* _Data entries for graphics_:
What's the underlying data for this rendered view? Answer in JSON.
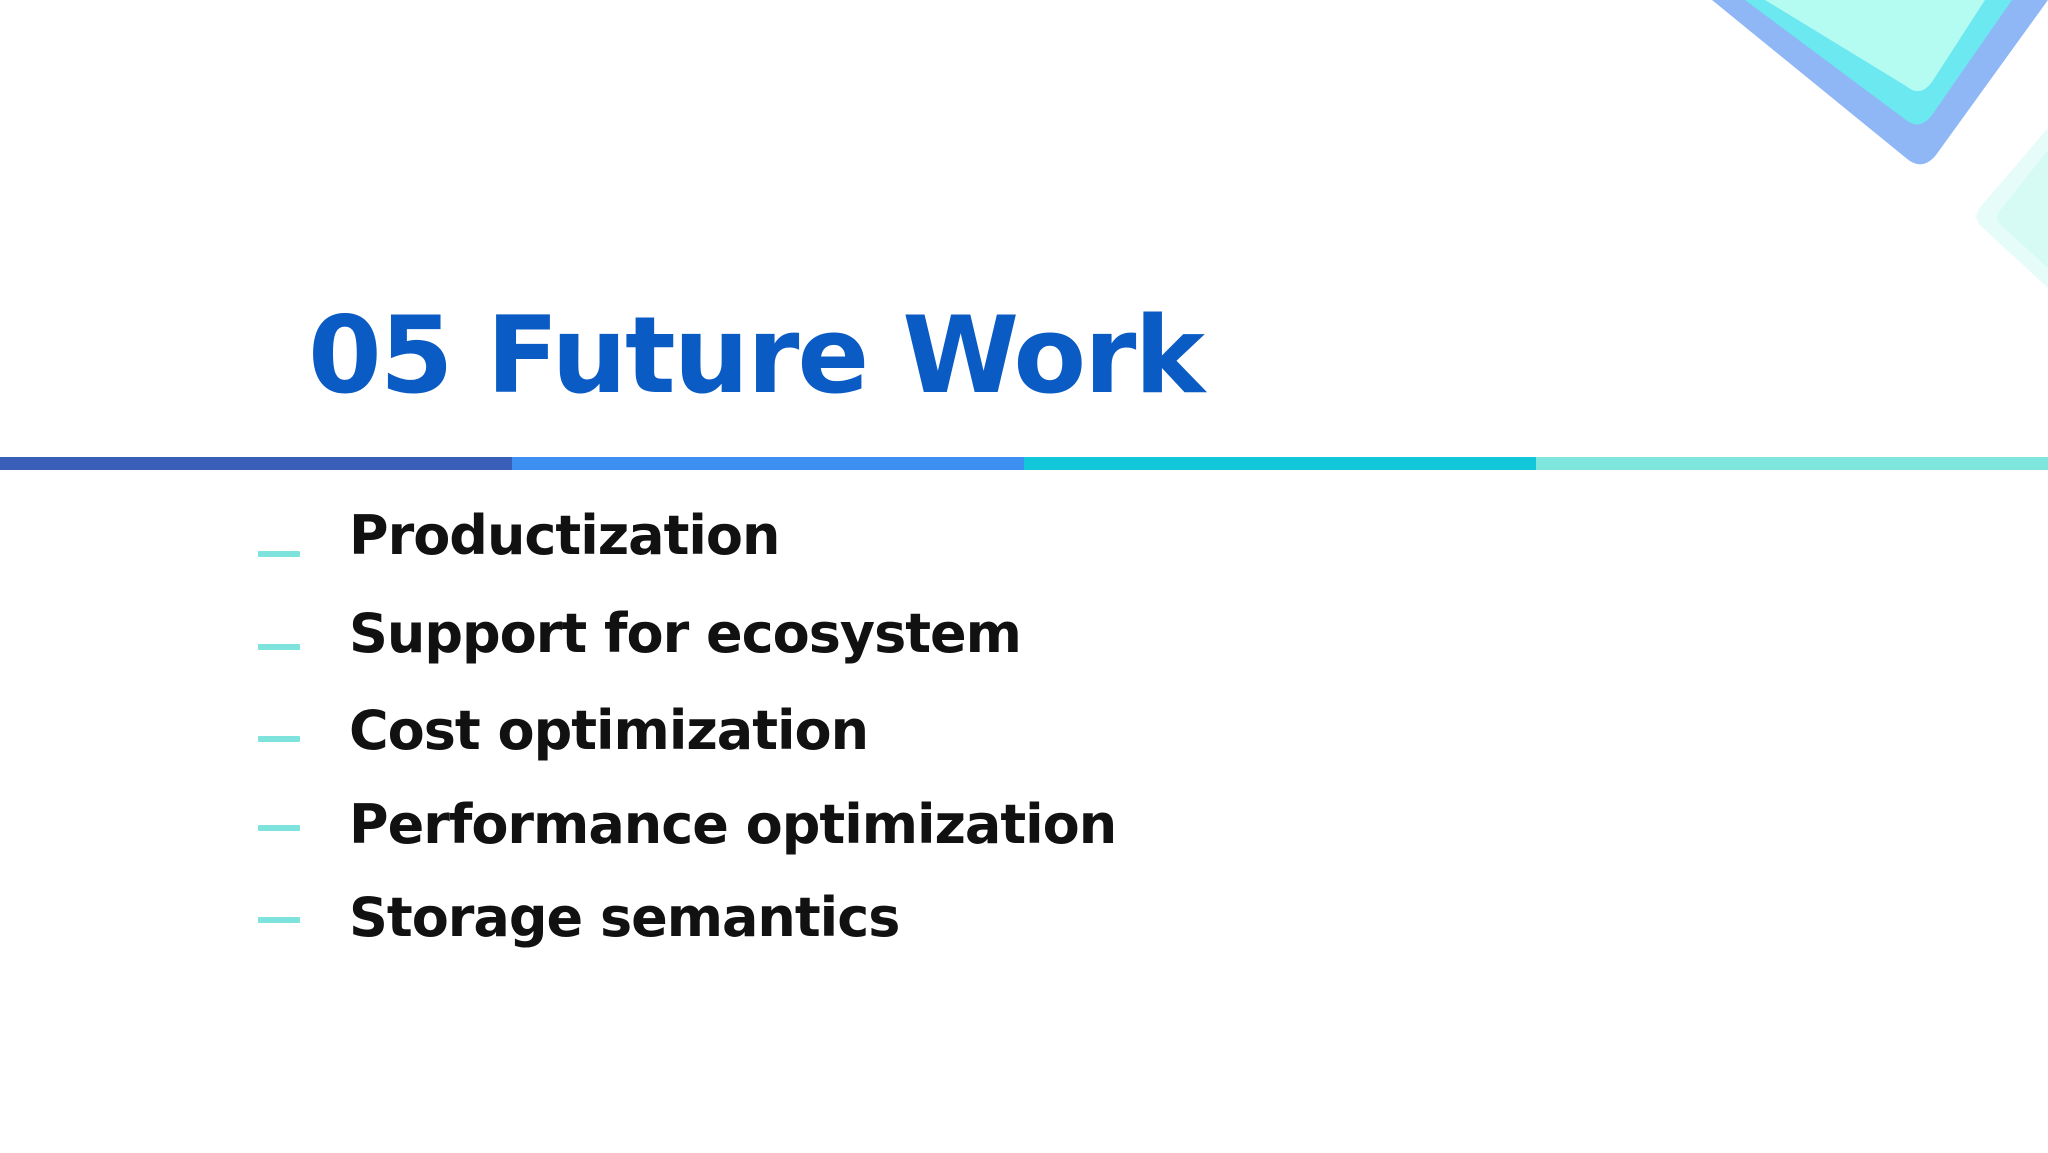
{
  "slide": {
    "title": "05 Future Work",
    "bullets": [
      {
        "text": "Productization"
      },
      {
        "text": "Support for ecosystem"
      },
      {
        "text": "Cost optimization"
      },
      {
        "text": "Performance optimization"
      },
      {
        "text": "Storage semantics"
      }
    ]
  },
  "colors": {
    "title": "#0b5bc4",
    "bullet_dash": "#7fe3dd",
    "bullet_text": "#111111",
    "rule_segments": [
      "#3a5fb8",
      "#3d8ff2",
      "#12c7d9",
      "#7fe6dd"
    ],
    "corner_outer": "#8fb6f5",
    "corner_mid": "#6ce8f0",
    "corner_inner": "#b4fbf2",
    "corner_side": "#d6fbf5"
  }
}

* _Exercise_:
Reproduce the whole listing exactly, but not the images in it.

* _Solution to the exercise_:
What's the underlying data for this rendered view? Answer in JSON.
{
  "slide": {
    "title": "05 Future Work",
    "bullets": [
      {
        "text": "Productization"
      },
      {
        "text": "Support for ecosystem"
      },
      {
        "text": "Cost optimization"
      },
      {
        "text": "Performance optimization"
      },
      {
        "text": "Storage semantics"
      }
    ]
  },
  "colors": {
    "title": "#0b5bc4",
    "bullet_dash": "#7fe3dd",
    "bullet_text": "#111111",
    "rule_segments": [
      "#3a5fb8",
      "#3d8ff2",
      "#12c7d9",
      "#7fe6dd"
    ],
    "corner_outer": "#8fb6f5",
    "corner_mid": "#6ce8f0",
    "corner_inner": "#b4fbf2",
    "corner_side": "#d6fbf5"
  }
}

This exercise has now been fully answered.